>> Begin

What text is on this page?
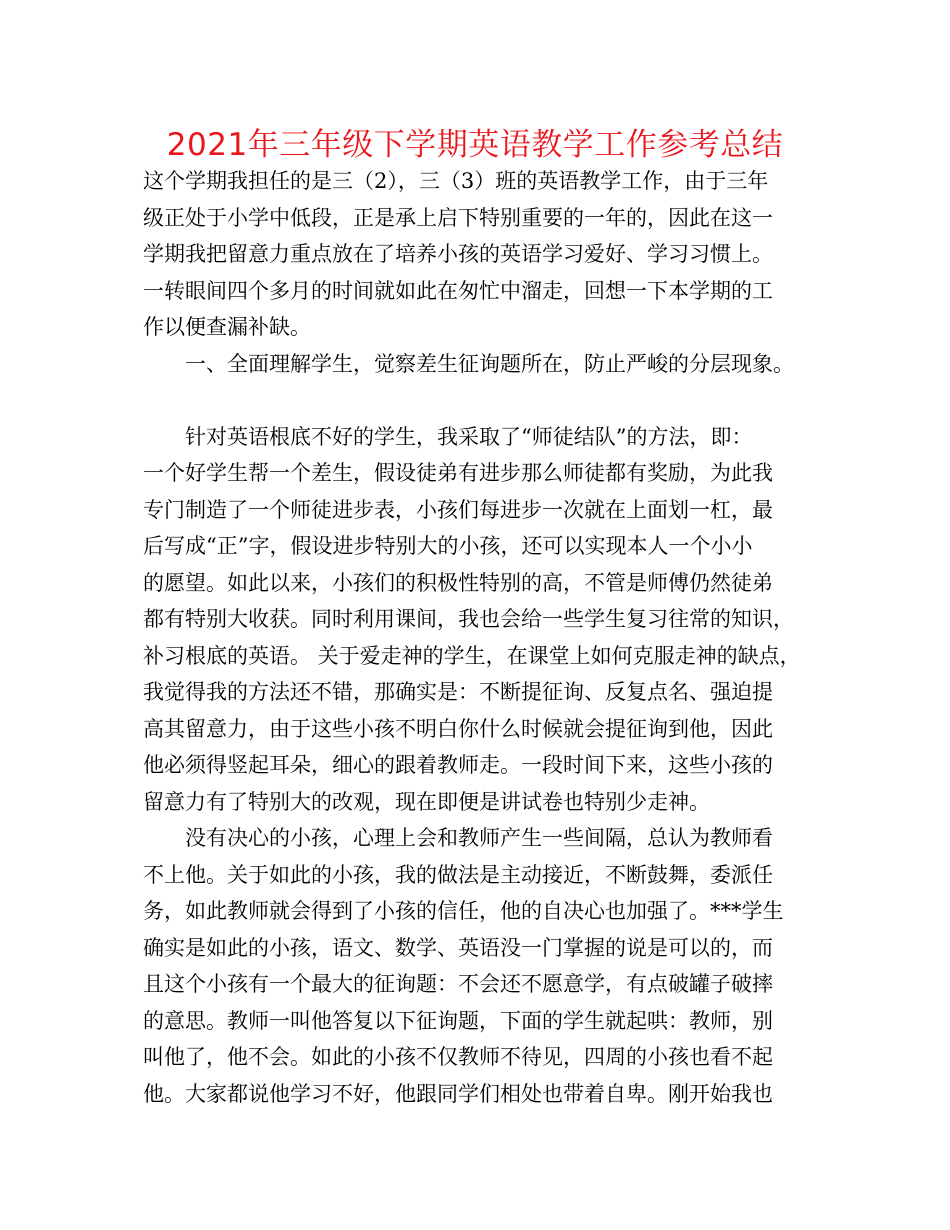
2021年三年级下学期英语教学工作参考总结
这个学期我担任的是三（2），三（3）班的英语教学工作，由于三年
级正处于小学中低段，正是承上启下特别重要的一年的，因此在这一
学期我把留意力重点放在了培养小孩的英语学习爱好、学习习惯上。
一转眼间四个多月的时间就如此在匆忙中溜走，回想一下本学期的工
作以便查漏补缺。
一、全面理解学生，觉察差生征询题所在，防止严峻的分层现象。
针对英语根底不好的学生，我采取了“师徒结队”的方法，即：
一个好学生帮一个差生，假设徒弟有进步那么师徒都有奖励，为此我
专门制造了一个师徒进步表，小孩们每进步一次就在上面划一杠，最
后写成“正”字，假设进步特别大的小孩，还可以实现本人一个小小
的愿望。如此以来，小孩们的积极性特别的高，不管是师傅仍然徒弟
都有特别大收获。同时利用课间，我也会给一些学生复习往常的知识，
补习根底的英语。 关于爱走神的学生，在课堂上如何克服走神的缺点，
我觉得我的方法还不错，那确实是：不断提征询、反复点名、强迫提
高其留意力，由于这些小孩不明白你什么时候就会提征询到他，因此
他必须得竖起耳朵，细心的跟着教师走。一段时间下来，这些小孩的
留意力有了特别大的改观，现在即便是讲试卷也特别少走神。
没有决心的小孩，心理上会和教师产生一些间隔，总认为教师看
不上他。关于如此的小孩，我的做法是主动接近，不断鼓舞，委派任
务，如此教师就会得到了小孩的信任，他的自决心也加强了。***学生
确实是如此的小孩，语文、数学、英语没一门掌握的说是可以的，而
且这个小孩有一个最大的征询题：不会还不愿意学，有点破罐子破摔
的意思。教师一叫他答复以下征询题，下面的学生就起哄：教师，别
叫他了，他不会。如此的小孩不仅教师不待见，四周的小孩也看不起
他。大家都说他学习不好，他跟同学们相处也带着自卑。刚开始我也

>> End
>> Begin

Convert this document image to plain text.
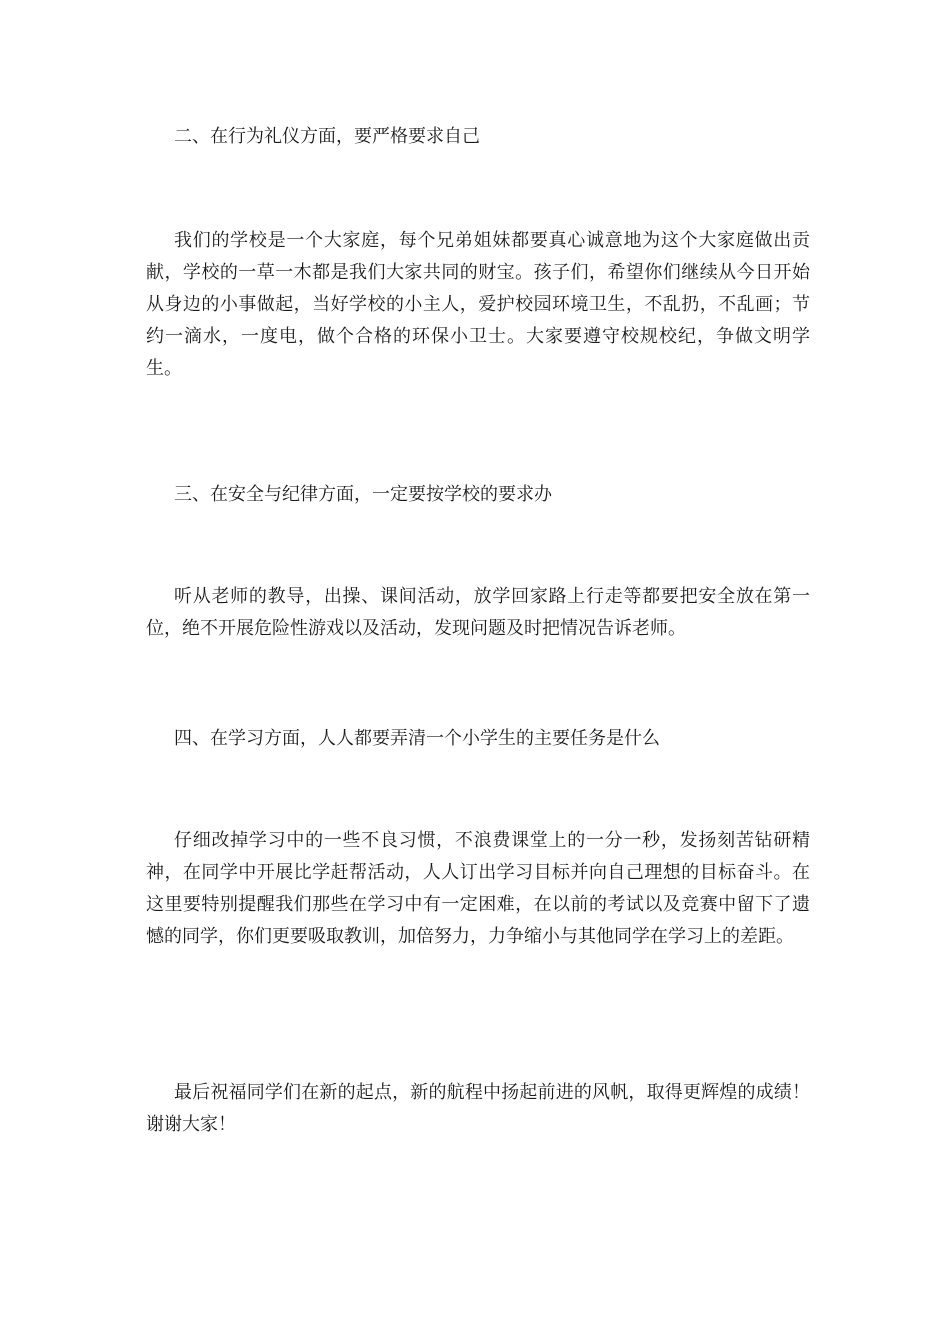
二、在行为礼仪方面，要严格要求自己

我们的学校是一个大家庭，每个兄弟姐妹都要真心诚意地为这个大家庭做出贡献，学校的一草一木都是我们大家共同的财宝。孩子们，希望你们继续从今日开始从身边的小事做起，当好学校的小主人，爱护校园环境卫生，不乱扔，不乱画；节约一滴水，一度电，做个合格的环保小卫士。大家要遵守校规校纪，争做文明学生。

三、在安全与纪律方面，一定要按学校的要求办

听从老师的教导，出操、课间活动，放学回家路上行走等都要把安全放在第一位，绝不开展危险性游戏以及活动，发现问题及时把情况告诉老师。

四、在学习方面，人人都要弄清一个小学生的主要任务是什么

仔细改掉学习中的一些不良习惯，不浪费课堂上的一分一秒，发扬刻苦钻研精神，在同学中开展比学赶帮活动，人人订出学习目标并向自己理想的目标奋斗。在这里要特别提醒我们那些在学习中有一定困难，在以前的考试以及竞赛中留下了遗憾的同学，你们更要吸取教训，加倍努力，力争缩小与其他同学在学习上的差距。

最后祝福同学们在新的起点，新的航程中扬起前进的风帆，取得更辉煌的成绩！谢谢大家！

>> End

_INSTRUCTIONS TO FOLLOW:_
Copy, from the material above, each line in which the string "this" occurs.

_FINAL RESULT:_
What text is on this page?
Convert this document image to plain text.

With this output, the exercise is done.